*EXERCISE AIM*: From the entries below, report only the number of lines that contain the word "identify".

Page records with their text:
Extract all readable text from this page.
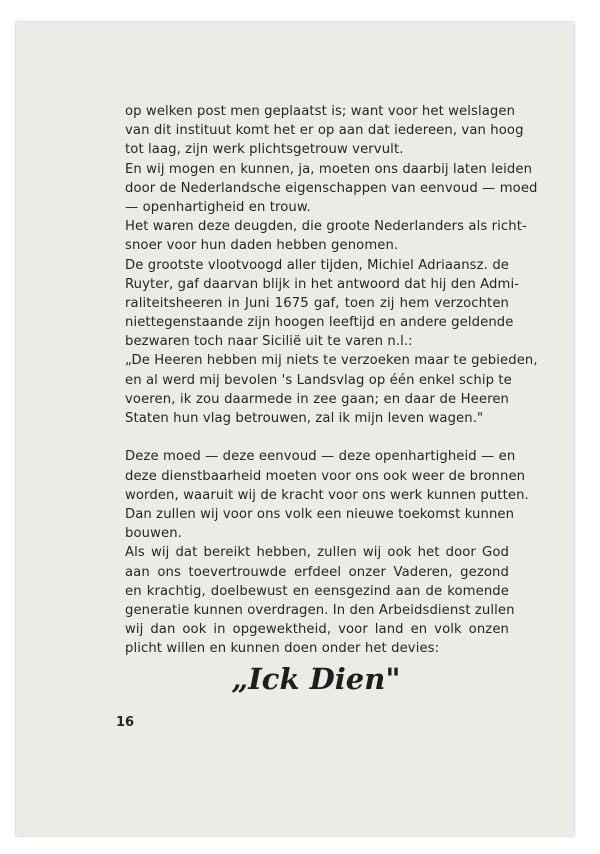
op welken post men geplaatst is; want voor het welslagen
van dit instituut komt het er op aan dat iedereen, van hoog
tot laag, zijn werk plichtsgetrouw vervult.
En wij mogen en kunnen, ja, moeten ons daarbij laten leiden
door de Nederlandsche eigenschappen van eenvoud — moed
— openhartigheid en trouw.
Het waren deze deugden, die groote Nederlanders als richt-
snoer voor hun daden hebben genomen.
De grootste vlootvoogd aller tijden, Michiel Adriaansz. de
Ruyter, gaf daarvan blijk in het antwoord dat hij den Admi-
raliteitsheeren in Juni 1675 gaf, toen zij hem verzochten
niettegenstaande zijn hoogen leeftijd en andere geldende
bezwaren toch naar Sicilië uit te varen n.l.:
„De Heeren hebben mij niets te verzoeken maar te gebieden,
en al werd mij bevolen 's Landsvlag op één enkel schip te
voeren, ik zou daarmede in zee gaan; en daar de Heeren
Staten hun vlag betrouwen, zal ik mijn leven wagen."
Deze moed — deze eenvoud — deze openhartigheid — en
deze dienstbaarheid moeten voor ons ook weer de bronnen
worden, waaruit wij de kracht voor ons werk kunnen putten.
Dan zullen wij voor ons volk een nieuwe toekomst kunnen
bouwen.
Als wij dat bereikt hebben, zullen wij ook het door God
aan ons toevertrouwde erfdeel onzer Vaderen, gezond
en krachtig, doelbewust en eensgezind aan de komende
generatie kunnen overdragen. In den Arbeidsdienst zullen
wij dan ook in opgewektheid, voor land en volk onzen
plicht willen en kunnen doen onder het devies:
„Ick Dien"
16
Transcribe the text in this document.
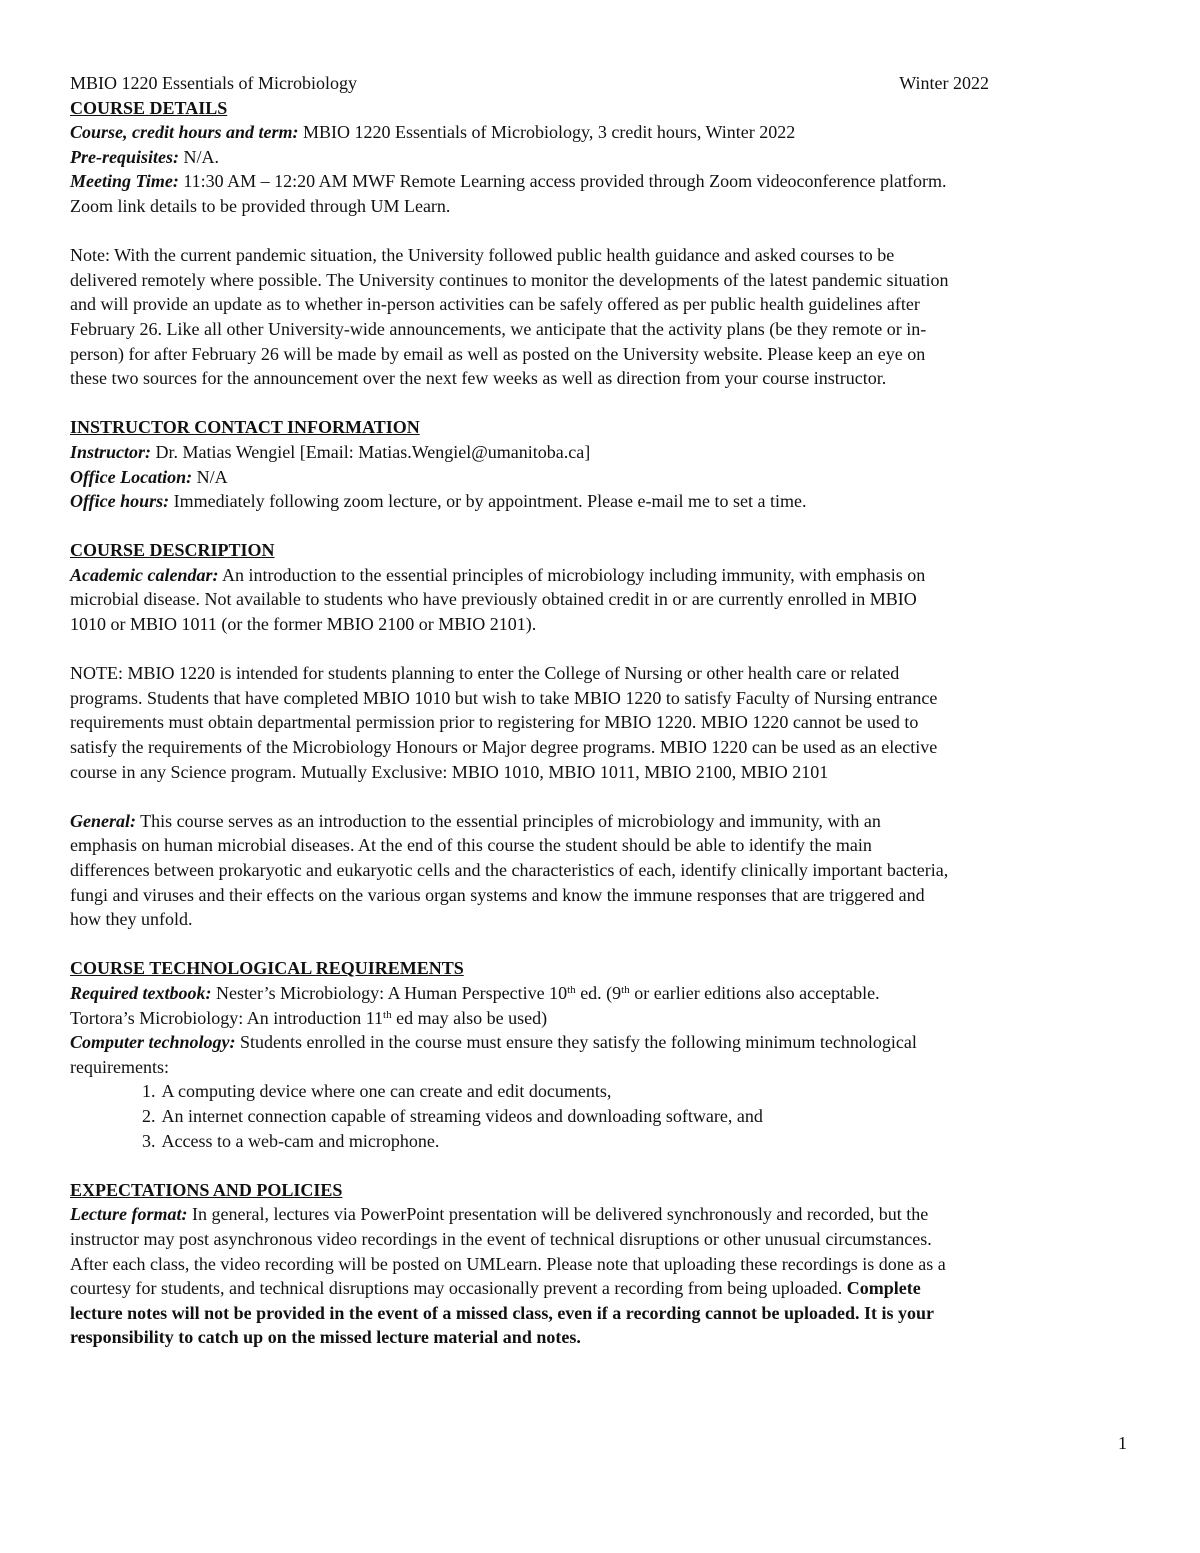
MBIO 1220 Essentials of Microbiology	Winter 2022
COURSE DETAILS
Course, credit hours and term: MBIO 1220 Essentials of Microbiology, 3 credit hours, Winter 2022
Pre-requisites: N/A.
Meeting Time: 11:30 AM – 12:20 AM MWF Remote Learning access provided through Zoom videoconference platform.
Zoom link details to be provided through UM Learn.
Note: With the current pandemic situation, the University followed public health guidance and asked courses to be
delivered remotely where possible. The University continues to monitor the developments of the latest pandemic situation
and will provide an update as to whether in-person activities can be safely offered as per public health guidelines after
February 26. Like all other University-wide announcements, we anticipate that the activity plans (be they remote or in-
person) for after February 26 will be made by email as well as posted on the University website. Please keep an eye on
these two sources for the announcement over the next few weeks as well as direction from your course instructor.
INSTRUCTOR CONTACT INFORMATION
Instructor: Dr. Matias Wengiel [Email: Matias.Wengiel@umanitoba.ca]
Office Location: N/A
Office hours: Immediately following zoom lecture, or by appointment. Please e-mail me to set a time.
COURSE DESCRIPTION
Academic calendar: An introduction to the essential principles of microbiology including immunity, with emphasis on
microbial disease. Not available to students who have previously obtained credit in or are currently enrolled in MBIO
1010 or MBIO 1011 (or the former MBIO 2100 or MBIO 2101).
NOTE: MBIO 1220 is intended for students planning to enter the College of Nursing or other health care or related
programs. Students that have completed MBIO 1010 but wish to take MBIO 1220 to satisfy Faculty of Nursing entrance
requirements must obtain departmental permission prior to registering for MBIO 1220. MBIO 1220 cannot be used to
satisfy the requirements of the Microbiology Honours or Major degree programs. MBIO 1220 can be used as an elective
course in any Science program. Mutually Exclusive: MBIO 1010, MBIO 1011, MBIO 2100, MBIO 2101
General: This course serves as an introduction to the essential principles of microbiology and immunity, with an
emphasis on human microbial diseases. At the end of this course the student should be able to identify the main
differences between prokaryotic and eukaryotic cells and the characteristics of each, identify clinically important bacteria,
fungi and viruses and their effects on the various organ systems and know the immune responses that are triggered and
how they unfold.
COURSE TECHNOLOGICAL REQUIREMENTS
Required textbook: Nester’s Microbiology: A Human Perspective 10th ed. (9th or earlier editions also acceptable.
Tortora’s Microbiology: An introduction 11th ed may also be used)
Computer technology: Students enrolled in the course must ensure they satisfy the following minimum technological
requirements:
1. A computing device where one can create and edit documents,
2. An internet connection capable of streaming videos and downloading software, and
3. Access to a web-cam and microphone.
EXPECTATIONS AND POLICIES
Lecture format: In general, lectures via PowerPoint presentation will be delivered synchronously and recorded, but the
instructor may post asynchronous video recordings in the event of technical disruptions or other unusual circumstances.
After each class, the video recording will be posted on UMLearn. Please note that uploading these recordings is done as a
courtesy for students, and technical disruptions may occasionally prevent a recording from being uploaded. Complete
lecture notes will not be provided in the event of a missed class, even if a recording cannot be uploaded. It is your
responsibility to catch up on the missed lecture material and notes.
1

*EXERCISE RESULT*: 2